The exercise ::
Look for the string "Gmail" in every line, and copy each line that has it.

Recorded data ::
■ ■ ■ ■ ■ ■ ■

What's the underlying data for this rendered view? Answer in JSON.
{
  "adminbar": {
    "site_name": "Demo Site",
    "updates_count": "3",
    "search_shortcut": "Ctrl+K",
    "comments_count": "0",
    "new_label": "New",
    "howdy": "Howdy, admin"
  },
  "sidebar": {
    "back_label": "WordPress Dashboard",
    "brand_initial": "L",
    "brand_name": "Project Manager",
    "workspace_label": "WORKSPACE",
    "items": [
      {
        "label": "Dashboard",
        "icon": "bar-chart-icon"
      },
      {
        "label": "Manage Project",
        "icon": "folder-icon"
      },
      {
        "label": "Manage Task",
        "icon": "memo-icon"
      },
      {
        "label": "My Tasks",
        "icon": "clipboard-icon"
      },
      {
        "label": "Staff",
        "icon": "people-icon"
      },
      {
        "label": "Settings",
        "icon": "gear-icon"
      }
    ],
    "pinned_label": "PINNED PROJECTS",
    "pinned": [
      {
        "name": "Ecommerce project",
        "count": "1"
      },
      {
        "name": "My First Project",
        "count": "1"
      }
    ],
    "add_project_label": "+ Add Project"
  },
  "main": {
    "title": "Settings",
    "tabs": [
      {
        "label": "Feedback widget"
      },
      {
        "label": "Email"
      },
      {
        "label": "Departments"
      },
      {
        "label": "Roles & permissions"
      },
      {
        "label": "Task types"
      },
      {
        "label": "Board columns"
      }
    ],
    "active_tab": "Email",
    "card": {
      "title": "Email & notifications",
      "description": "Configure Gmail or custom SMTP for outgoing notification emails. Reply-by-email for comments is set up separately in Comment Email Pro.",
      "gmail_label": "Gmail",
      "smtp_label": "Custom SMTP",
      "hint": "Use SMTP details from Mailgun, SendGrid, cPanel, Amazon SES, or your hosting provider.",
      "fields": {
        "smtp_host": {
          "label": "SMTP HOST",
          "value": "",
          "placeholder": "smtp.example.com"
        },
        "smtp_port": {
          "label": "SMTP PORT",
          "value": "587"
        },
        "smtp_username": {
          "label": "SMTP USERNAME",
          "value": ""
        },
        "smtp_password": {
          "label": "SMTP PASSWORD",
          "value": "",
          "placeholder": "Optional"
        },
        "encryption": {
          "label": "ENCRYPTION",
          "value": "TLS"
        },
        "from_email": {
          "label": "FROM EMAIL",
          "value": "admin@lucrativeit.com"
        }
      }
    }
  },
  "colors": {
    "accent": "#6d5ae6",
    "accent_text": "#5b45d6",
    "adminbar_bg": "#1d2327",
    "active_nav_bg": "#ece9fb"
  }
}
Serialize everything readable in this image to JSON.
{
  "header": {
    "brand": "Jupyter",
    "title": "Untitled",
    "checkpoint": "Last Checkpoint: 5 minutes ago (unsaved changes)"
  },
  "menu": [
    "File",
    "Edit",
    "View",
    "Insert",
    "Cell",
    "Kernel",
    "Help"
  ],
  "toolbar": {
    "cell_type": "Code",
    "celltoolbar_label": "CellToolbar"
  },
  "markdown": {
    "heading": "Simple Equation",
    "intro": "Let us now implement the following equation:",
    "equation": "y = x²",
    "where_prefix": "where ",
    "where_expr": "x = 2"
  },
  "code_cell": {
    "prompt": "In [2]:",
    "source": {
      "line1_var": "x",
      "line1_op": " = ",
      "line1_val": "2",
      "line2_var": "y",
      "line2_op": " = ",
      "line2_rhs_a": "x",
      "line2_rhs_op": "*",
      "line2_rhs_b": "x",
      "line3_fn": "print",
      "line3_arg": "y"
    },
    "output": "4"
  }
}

■ ■ ■ ■ ■ ■ ■

Task output ::
      "description": "Configure Gmail or custom SMTP for outgoing notification emails. Reply-by-email for comments is set up separately in Comment Email Pro.",
      "gmail_label": "Gmail",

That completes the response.